PROBLEM - Omit the images, then output each of the records below exactly.

STORED RECORDS -
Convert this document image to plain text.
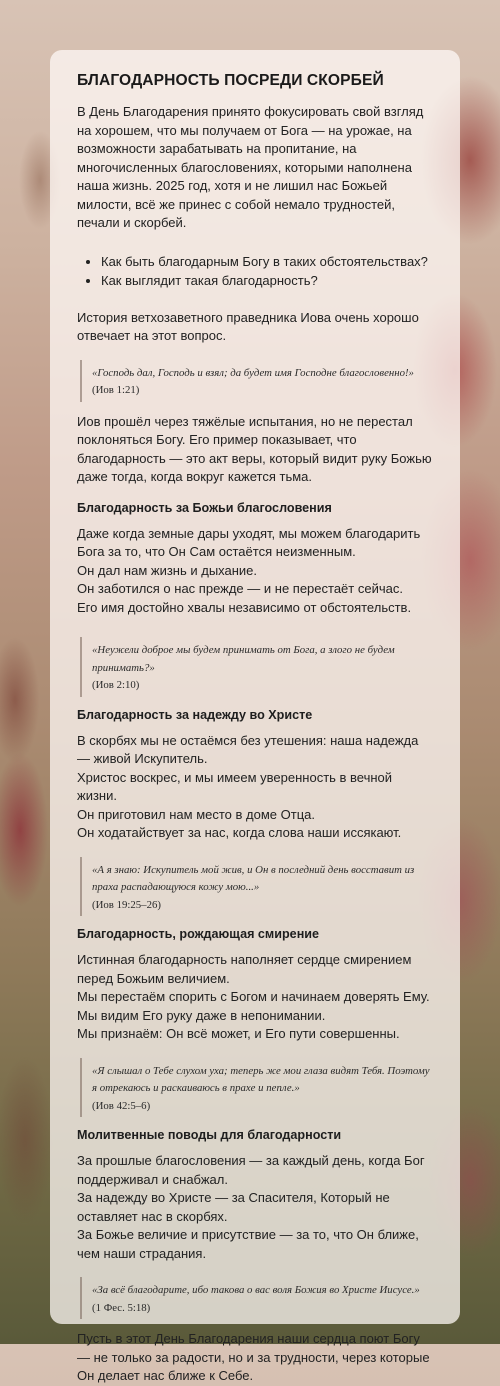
БЛАГОДАРНОСТЬ ПОСРЕДИ СКОРБЕЙ

В День Благодарения принято фокусировать свой взгляд на хорошем, что мы получаем от Бога — на урожае, на возможности зарабатывать на пропитание, на многочисленных благословениях, которыми наполнена наша жизнь. 2025 год, хотя и не лишил нас Божьей милости, всё же принес с собой немало трудностей, печали и скорбей.

• Как быть благодарным Богу в таких обстоятельствах?
• Как выглядит такая благодарность?

История ветхозаветного праведника Иова очень хорошо отвечает на этот вопрос.

«Господь дал, Господь и взял; да будет имя Господне благословенно!»
(Иов 1:21)

Иов прошёл через тяжёлые испытания, но не перестал поклоняться Богу. Его пример показывает, что благодарность — это акт веры, который видит руку Божью даже тогда, когда вокруг кажется тьма.

Благодарность за Божьи благословения
Даже когда земные дары уходят, мы можем благодарить Бога за то, что Он Сам остаётся неизменным.
Он дал нам жизнь и дыхание.
Он заботился о нас прежде — и не перестаёт сейчас.
Его имя достойно хвалы независимо от обстоятельств.
«Неужели доброе мы будем принимать от Бога, а злого не будем принимать?»
(Иов 2:10)
Благодарность за надежду во Христе
В скорбях мы не остаёмся без утешения: наша надежда — живой Искупитель.
Христос воскрес, и мы имеем уверенность в вечной жизни.
Он приготовил нам место в доме Отца.
Он ходатайствует за нас, когда слова наши иссякают.
«А я знаю: Искупитель мой жив, и Он в последний день восставит из праха распадающуюся кожу мою...»
(Иов 19:25–26)
Благодарность, рождающая смирение
Истинная благодарность наполняет сердце смирением перед Божьим величием.
Мы перестаём спорить с Богом и начинаем доверять Ему.
Мы видим Его руку даже в непонимании.
Мы признаём: Он всё может, и Его пути совершенны.
«Я слышал о Тебе слухом уха; теперь же мои глаза видят Тебя. Поэтому я отрекаюсь и раскаиваюсь в прахе и пепле.»
(Иов 42:5–6)
Молитвенные поводы для благодарности
За прошлые благословения — за каждый день, когда Бог поддерживал и снабжал.
За надежду во Христе — за Спасителя, Который не оставляет нас в скорбях.
За Божье величие и присутствие — за то, что Он ближе, чем наши страдания.
«За всё благодарите, ибо такова о вас воля Божия во Христе Иисусе.»
(1 Фес. 5:18)

Пусть в этот День Благодарения наши сердца поют Богу — не только за радости, но и за трудности, через которые Он делает нас ближе к Себе.
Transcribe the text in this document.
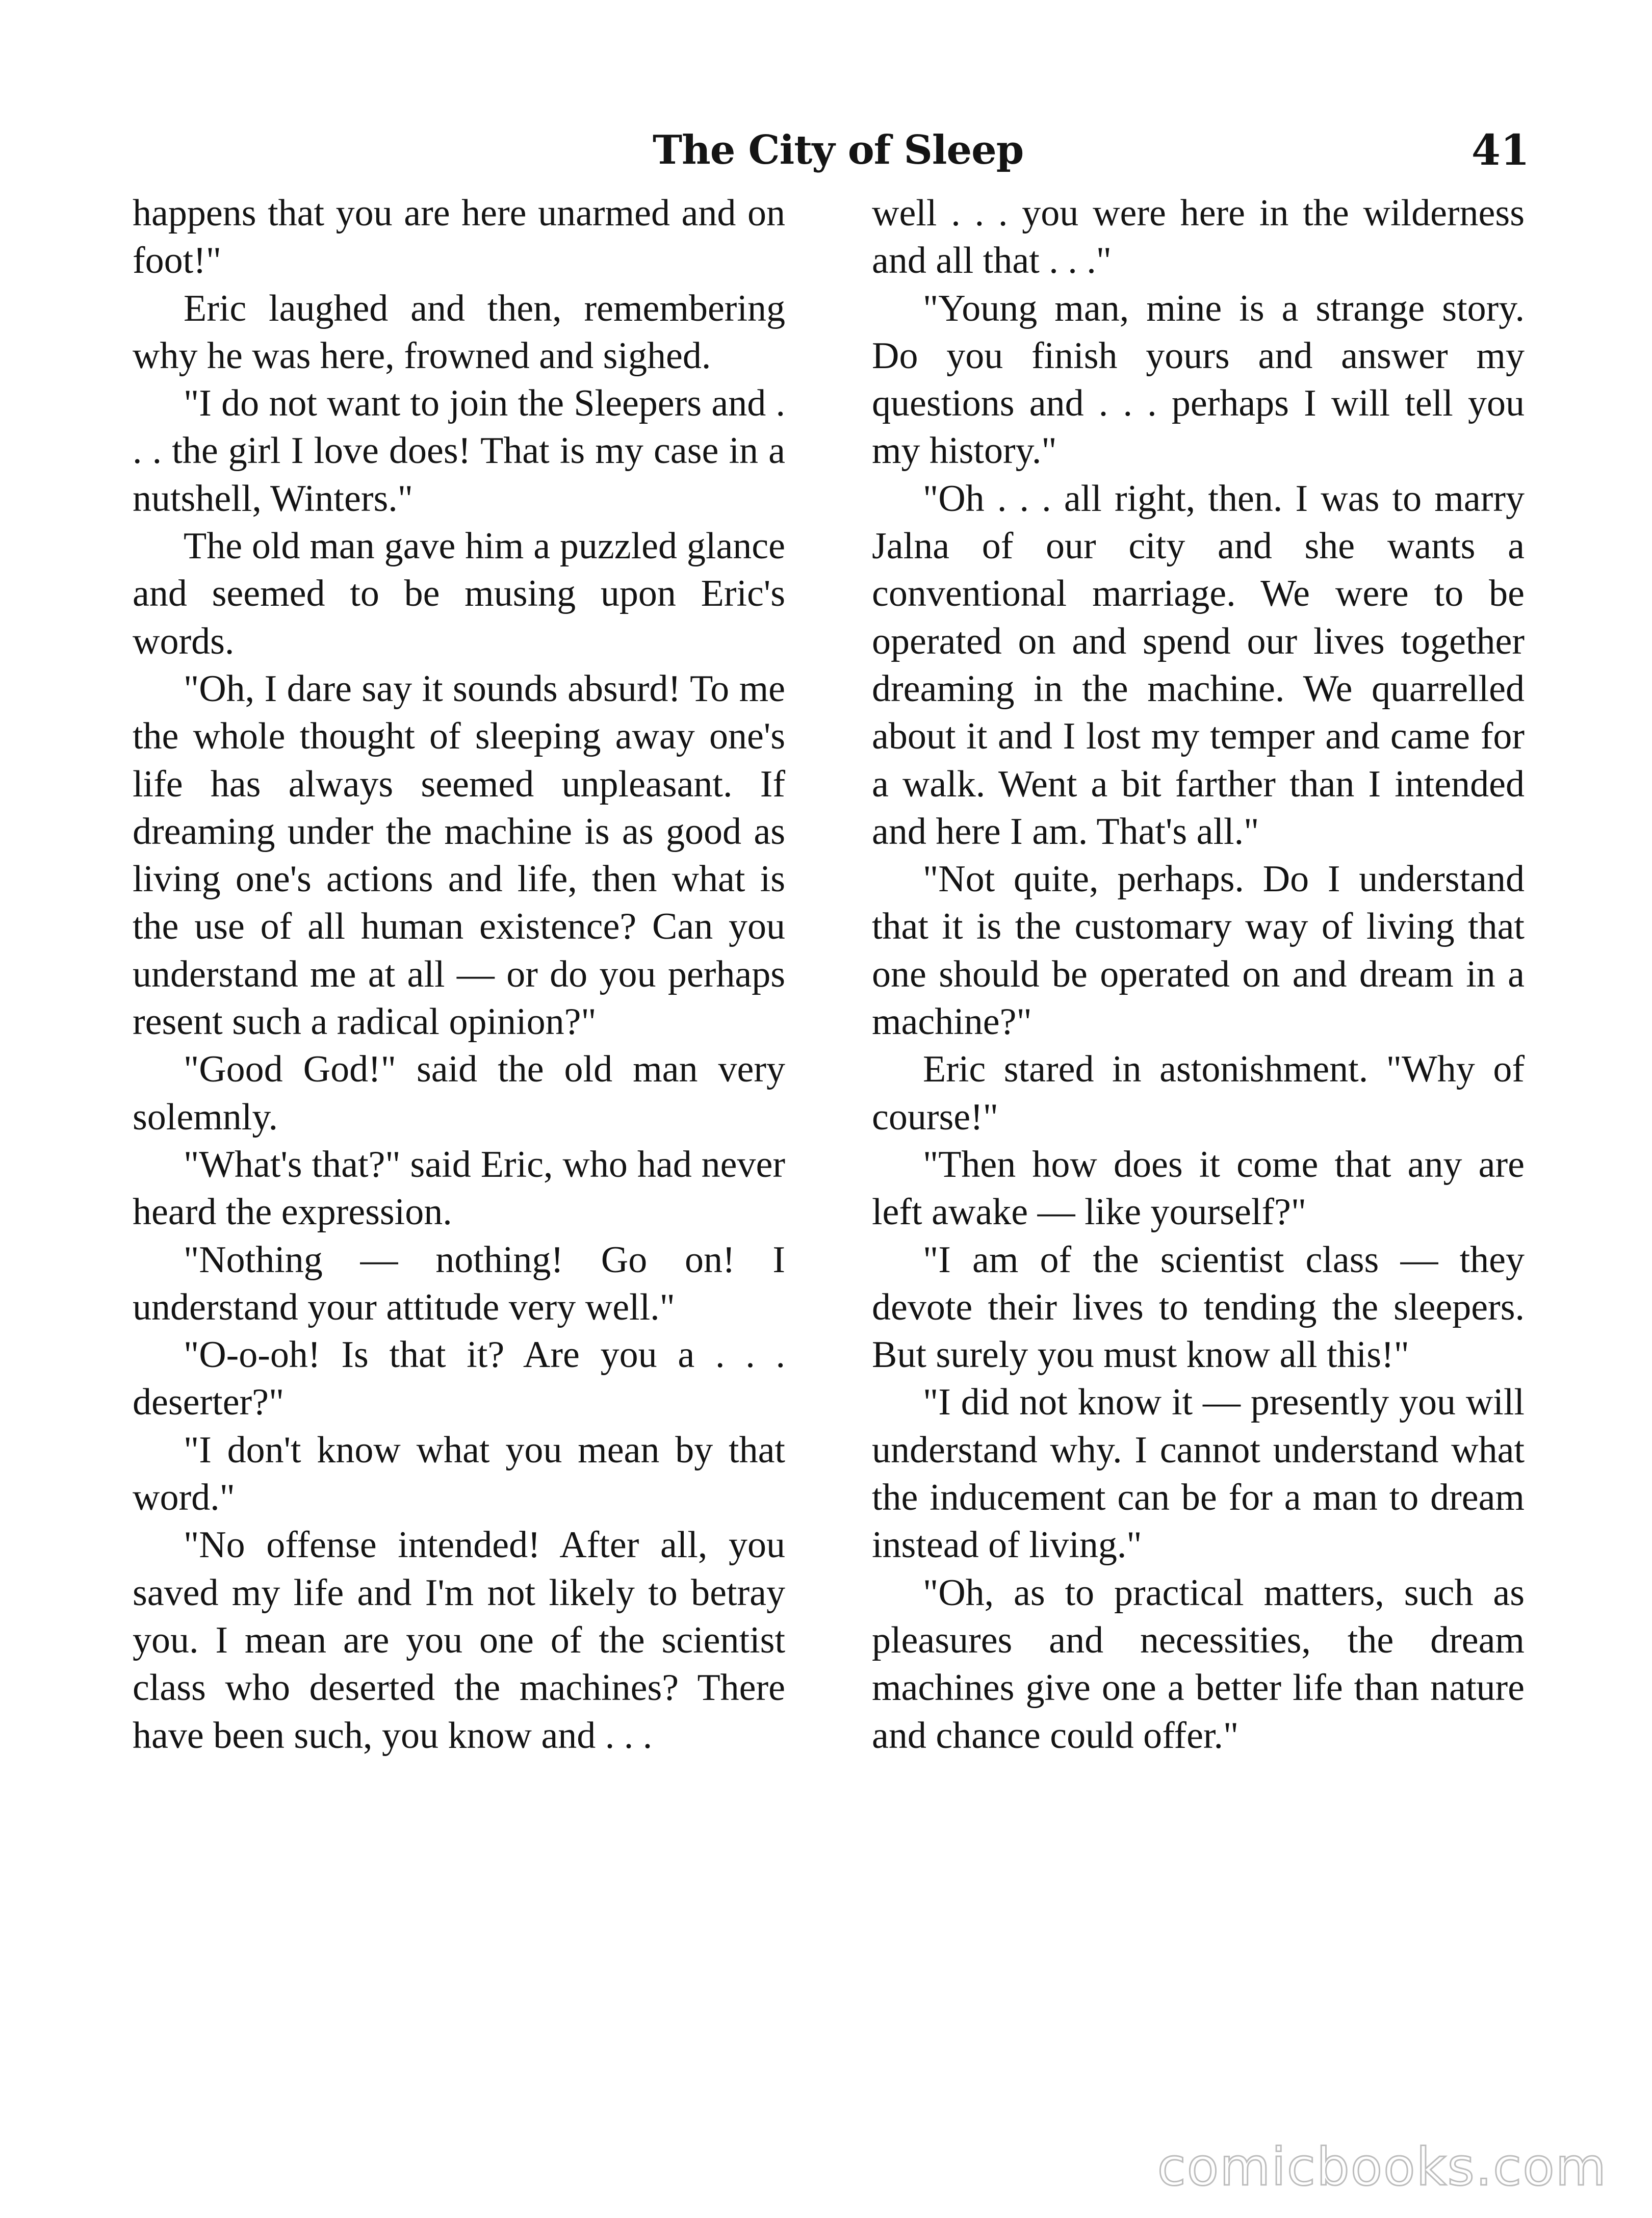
The City of Sleep	41

happens that you are here unarmed and on foot!"

Eric laughed and then, remembering why he was here, frowned and sighed.

"I do not want to join the Sleepers and . . . the girl I love does! That is my case in a nutshell, Winters."

The old man gave him a puzzled glance and seemed to be musing upon Eric's words.

"Oh, I dare say it sounds absurd! To me the whole thought of sleeping away one's life has always seemed unpleasant. If dreaming under the machine is as good as living one's actions and life, then what is the use of all human existence? Can you understand me at all — or do you perhaps resent such a radical opinion?"

"Good God!" said the old man very solemnly.

"What's that?" said Eric, who had never heard the expression.

"Nothing — nothing! Go on! I understand your attitude very well."

"O-o-oh! Is that it? Are you a . . . deserter?"

"I don't know what you mean by that word."

"No offense intended! After all, you saved my life and I'm not likely to betray you. I mean are you one of the scientist class who deserted the machines? There have been such, you know and . . .

well . . . you were here in the wilderness and all that . . ."

"Young man, mine is a strange story. Do you finish yours and answer my questions and . . . perhaps I will tell you my history."

"Oh . . . all right, then. I was to marry Jalna of our city and she wants a conventional marriage. We were to be operated on and spend our lives together dreaming in the machine. We quarrelled about it and I lost my temper and came for a walk. Went a bit farther than I intended and here I am. That's all."

"Not quite, perhaps. Do I understand that it is the customary way of living that one should be operated on and dream in a machine?"

Eric stared in astonishment. "Why of course!"

"Then how does it come that any are left awake — like yourself?"

"I am of the scientist class — they devote their lives to tending the sleepers. But surely you must know all this!"

"I did not know it — presently you will understand why. I cannot understand what the inducement can be for a man to dream instead of living."

"Oh, as to practical matters, such as pleasures and necessities, the dream machines give one a better life than nature and chance could offer."

comicbooks.com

COMPLETED TASK -
Convert this document image to plain text.
БЛАГОДАРНОСТЬ ПОСРЕДИ СКОРБЕЙ

В День Благодарения принято фокусировать свой взгляд на хорошем, что мы получаем от Бога — на урожае, на возможности зарабатывать на пропитание, на многочисленных благословениях, которыми наполнена наша жизнь. 2025 год, хотя и не лишил нас Божьей милости, всё же принес с собой немало трудностей, печали и скорбей.

• Как быть благодарным Богу в таких обстоятельствах?
• Как выглядит такая благодарность?

История ветхозаветного праведника Иова очень хорошо отвечает на этот вопрос.

«Господь дал, Господь и взял; да будет имя Господне благословенно!»
(Иов 1:21)

Иов прошёл через тяжёлые испытания, но не перестал поклоняться Богу. Его пример показывает, что благодарность — это акт веры, который видит руку Божью даже тогда, когда вокруг кажется тьма.

Благодарность за Божьи благословения
Даже когда земные дары уходят, мы можем благодарить Бога за то, что Он Сам остаётся неизменным.
Он дал нам жизнь и дыхание.
Он заботился о нас прежде — и не перестаёт сейчас.
Его имя достойно хвалы независимо от обстоятельств.
«Неужели доброе мы будем принимать от Бога, а злого не будем принимать?»
(Иов 2:10)
Благодарность за надежду во Христе
В скорбях мы не остаёмся без утешения: наша надежда — живой Искупитель.
Христос воскрес, и мы имеем уверенность в вечной жизни.
Он приготовил нам место в доме Отца.
Он ходатайствует за нас, когда слова наши иссякают.
«А я знаю: Искупитель мой жив, и Он в последний день восставит из праха распадающуюся кожу мою...»
(Иов 19:25–26)
Благодарность, рождающая смирение
Истинная благодарность наполняет сердце смирением перед Божьим величием.
Мы перестаём спорить с Богом и начинаем доверять Ему.
Мы видим Его руку даже в непонимании.
Мы признаём: Он всё может, и Его пути совершенны.
«Я слышал о Тебе слухом уха; теперь же мои глаза видят Тебя. Поэтому я отрекаюсь и раскаиваюсь в прахе и пепле.»
(Иов 42:5–6)
Молитвенные поводы для благодарности
За прошлые благословения — за каждый день, когда Бог поддерживал и снабжал.
За надежду во Христе — за Спасителя, Который не оставляет нас в скорбях.
За Божье величие и присутствие — за то, что Он ближе, чем наши страдания.
«За всё благодарите, ибо такова о вас воля Божия во Христе Иисусе.»
(1 Фес. 5:18)

Пусть в этот День Благодарения наши сердца поют Богу — не только за радости, но и за трудности, через которые Он делает нас ближе к Себе.
Transcribe the text in this document.
The City of Sleep	41

happens that you are here unarmed and on foot!"

Eric laughed and then, remembering why he was here, frowned and sighed.

"I do not want to join the Sleepers and . . . the girl I love does! That is my case in a nutshell, Winters."

The old man gave him a puzzled glance and seemed to be musing upon Eric's words.

"Oh, I dare say it sounds absurd! To me the whole thought of sleeping away one's life has always seemed unpleasant. If dreaming under the machine is as good as living one's actions and life, then what is the use of all human existence? Can you understand me at all — or do you perhaps resent such a radical opinion?"

"Good God!" said the old man very solemnly.

"What's that?" said Eric, who had never heard the expression.

"Nothing — nothing! Go on! I understand your attitude very well."

"O-o-oh! Is that it? Are you a . . . deserter?"

"I don't know what you mean by that word."

"No offense intended! After all, you saved my life and I'm not likely to betray you. I mean are you one of the scientist class who deserted the machines? There have been such, you know and . . .

well . . . you were here in the wilderness and all that . . ."

"Young man, mine is a strange story. Do you finish yours and answer my questions and . . . perhaps I will tell you my history."

"Oh . . . all right, then. I was to marry Jalna of our city and she wants a conventional marriage. We were to be operated on and spend our lives together dreaming in the machine. We quarrelled about it and I lost my temper and came for a walk. Went a bit farther than I intended and here I am. That's all."

"Not quite, perhaps. Do I understand that it is the customary way of living that one should be operated on and dream in a machine?"

Eric stared in astonishment. "Why of course!"

"Then how does it come that any are left awake — like yourself?"

"I am of the scientist class — they devote their lives to tending the sleepers. But surely you must know all this!"

"I did not know it — presently you will understand why. I cannot understand what the inducement can be for a man to dream instead of living."

"Oh, as to practical matters, such as pleasures and necessities, the dream machines give one a better life than nature and chance could offer."

comicbooks.com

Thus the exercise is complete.